Given information:
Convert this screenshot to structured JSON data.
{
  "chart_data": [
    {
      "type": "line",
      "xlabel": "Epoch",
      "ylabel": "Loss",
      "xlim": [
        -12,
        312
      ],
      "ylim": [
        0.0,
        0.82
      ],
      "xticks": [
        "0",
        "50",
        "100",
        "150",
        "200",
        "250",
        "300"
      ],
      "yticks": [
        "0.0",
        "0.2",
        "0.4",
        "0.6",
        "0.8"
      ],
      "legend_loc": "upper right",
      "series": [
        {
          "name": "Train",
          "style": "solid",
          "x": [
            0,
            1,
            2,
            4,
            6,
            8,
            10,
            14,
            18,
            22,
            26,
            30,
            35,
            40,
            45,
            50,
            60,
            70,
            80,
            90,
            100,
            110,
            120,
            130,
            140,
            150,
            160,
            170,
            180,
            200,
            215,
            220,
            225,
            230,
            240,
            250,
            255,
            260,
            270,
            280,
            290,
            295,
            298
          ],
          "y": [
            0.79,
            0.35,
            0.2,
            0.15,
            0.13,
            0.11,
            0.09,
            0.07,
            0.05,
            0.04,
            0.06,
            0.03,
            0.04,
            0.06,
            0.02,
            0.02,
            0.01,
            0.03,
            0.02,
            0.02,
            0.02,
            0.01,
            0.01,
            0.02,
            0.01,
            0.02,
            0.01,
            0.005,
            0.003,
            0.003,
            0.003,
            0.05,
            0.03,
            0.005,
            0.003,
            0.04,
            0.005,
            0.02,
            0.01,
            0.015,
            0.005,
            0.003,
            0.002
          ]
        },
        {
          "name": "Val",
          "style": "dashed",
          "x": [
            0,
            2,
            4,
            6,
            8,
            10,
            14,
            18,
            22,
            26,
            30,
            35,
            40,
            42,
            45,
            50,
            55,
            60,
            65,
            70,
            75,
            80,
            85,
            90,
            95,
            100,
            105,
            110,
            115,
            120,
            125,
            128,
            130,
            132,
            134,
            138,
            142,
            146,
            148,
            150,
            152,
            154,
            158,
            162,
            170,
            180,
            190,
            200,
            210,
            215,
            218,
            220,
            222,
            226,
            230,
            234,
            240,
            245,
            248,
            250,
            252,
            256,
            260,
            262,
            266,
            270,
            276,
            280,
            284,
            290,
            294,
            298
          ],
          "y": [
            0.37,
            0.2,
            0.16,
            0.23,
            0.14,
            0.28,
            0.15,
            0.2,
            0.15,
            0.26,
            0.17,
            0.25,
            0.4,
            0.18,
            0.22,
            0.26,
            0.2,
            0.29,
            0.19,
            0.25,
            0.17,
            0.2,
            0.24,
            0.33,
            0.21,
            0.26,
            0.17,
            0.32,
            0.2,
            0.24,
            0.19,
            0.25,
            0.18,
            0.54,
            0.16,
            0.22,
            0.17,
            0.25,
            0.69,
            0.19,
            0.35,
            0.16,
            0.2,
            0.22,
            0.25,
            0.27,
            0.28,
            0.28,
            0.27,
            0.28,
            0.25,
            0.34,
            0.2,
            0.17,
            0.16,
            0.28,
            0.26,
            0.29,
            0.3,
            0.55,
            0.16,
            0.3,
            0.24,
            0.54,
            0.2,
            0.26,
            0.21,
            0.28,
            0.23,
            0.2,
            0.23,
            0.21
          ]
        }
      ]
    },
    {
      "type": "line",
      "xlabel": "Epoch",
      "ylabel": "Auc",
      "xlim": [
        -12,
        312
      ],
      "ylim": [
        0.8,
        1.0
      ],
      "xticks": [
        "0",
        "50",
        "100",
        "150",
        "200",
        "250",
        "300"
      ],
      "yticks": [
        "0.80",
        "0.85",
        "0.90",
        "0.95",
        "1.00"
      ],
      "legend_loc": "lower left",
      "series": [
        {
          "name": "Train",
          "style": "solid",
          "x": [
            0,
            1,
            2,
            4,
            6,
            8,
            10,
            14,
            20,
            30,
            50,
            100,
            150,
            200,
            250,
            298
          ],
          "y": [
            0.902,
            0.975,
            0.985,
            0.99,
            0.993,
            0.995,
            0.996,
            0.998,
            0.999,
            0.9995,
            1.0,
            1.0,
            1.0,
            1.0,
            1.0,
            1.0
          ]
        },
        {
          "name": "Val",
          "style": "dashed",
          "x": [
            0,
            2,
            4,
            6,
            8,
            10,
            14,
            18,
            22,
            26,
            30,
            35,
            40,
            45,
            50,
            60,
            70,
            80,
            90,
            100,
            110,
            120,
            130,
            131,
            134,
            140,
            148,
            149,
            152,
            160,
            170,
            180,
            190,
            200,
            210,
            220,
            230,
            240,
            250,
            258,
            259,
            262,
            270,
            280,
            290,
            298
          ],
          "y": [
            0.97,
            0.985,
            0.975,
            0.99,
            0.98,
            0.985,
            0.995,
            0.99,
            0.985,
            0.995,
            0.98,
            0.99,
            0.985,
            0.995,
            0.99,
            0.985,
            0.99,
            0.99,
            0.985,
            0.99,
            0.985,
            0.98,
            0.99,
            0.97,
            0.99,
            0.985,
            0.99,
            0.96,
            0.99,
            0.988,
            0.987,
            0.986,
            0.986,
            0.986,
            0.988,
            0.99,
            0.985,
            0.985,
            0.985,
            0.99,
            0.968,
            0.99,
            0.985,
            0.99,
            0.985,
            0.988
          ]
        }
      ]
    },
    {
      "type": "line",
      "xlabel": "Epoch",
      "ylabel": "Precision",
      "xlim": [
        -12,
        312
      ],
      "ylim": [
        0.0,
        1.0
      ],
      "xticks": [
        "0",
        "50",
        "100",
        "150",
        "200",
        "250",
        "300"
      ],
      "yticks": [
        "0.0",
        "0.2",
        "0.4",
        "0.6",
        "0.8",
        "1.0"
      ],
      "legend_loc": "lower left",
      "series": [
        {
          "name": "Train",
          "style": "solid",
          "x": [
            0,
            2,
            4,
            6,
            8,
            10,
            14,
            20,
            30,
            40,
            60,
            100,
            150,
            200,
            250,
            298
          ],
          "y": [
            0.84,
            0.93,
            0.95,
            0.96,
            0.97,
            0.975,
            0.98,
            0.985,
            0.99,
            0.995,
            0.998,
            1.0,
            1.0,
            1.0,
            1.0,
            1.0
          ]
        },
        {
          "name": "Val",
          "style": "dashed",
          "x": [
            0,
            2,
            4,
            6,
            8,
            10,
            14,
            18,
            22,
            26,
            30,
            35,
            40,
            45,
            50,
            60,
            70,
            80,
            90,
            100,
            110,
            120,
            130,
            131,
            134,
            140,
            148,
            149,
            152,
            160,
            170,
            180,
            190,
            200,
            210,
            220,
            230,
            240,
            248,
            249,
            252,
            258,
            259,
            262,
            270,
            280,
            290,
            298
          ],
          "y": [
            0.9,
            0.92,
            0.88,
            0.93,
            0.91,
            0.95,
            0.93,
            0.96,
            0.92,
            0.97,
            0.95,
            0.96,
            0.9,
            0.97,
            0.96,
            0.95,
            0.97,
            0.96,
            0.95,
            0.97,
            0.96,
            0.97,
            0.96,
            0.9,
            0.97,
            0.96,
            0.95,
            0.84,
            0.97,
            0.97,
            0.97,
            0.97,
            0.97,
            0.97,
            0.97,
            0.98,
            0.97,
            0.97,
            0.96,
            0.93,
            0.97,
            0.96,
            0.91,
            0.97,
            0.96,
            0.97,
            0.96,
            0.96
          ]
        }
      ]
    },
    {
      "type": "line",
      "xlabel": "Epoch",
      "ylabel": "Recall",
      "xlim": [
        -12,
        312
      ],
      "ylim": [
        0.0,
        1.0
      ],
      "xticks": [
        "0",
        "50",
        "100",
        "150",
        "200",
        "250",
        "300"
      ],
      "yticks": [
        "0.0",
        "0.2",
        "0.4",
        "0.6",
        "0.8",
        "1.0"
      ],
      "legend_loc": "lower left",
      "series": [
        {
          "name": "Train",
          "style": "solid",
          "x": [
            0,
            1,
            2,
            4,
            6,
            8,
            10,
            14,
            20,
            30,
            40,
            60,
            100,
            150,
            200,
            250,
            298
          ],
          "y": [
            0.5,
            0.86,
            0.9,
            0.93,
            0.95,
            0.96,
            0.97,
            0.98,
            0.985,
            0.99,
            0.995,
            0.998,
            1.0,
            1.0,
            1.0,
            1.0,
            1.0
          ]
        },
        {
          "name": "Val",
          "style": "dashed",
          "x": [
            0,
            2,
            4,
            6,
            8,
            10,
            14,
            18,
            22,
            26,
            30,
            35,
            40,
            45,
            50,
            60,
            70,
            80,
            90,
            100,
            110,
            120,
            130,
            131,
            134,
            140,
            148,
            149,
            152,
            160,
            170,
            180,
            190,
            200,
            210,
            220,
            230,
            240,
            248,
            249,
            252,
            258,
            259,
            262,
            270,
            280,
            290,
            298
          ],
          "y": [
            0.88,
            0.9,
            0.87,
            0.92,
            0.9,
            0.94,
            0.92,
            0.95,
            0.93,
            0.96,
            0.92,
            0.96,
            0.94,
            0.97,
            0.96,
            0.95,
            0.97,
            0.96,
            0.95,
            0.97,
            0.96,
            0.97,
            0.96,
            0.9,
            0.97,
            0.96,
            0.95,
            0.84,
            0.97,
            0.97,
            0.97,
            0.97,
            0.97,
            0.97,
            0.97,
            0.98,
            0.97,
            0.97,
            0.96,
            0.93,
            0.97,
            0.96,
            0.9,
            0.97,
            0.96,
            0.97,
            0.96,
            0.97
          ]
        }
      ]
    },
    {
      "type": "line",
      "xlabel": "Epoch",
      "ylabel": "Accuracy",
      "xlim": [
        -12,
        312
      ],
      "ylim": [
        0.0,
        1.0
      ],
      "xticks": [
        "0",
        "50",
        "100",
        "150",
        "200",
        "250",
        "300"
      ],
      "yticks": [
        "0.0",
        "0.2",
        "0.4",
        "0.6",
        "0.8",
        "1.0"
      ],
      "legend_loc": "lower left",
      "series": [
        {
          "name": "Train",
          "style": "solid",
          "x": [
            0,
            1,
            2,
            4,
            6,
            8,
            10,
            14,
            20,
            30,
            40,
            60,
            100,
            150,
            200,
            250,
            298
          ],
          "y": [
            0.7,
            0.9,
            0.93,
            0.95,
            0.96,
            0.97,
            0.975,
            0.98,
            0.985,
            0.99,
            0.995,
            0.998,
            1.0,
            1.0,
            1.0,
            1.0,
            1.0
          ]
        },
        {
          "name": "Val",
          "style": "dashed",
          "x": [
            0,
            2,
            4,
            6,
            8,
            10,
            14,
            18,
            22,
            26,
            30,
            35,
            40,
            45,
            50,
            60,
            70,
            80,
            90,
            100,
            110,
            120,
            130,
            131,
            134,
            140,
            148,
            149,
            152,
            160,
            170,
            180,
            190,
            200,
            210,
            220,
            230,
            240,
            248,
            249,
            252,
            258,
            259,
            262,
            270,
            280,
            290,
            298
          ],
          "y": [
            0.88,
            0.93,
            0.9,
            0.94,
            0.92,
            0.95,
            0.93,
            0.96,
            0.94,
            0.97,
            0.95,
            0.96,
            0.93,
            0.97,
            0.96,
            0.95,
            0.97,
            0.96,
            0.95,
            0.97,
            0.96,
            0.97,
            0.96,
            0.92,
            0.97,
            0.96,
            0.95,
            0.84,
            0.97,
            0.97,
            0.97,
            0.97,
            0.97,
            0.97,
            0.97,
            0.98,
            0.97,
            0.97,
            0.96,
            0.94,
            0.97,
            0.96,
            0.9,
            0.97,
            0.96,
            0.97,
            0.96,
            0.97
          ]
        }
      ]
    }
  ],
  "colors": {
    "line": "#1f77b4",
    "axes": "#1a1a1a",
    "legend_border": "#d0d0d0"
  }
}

Objective:
State the number of lines in the records that contain the string "ylabel", and nothing more.

Result below:
5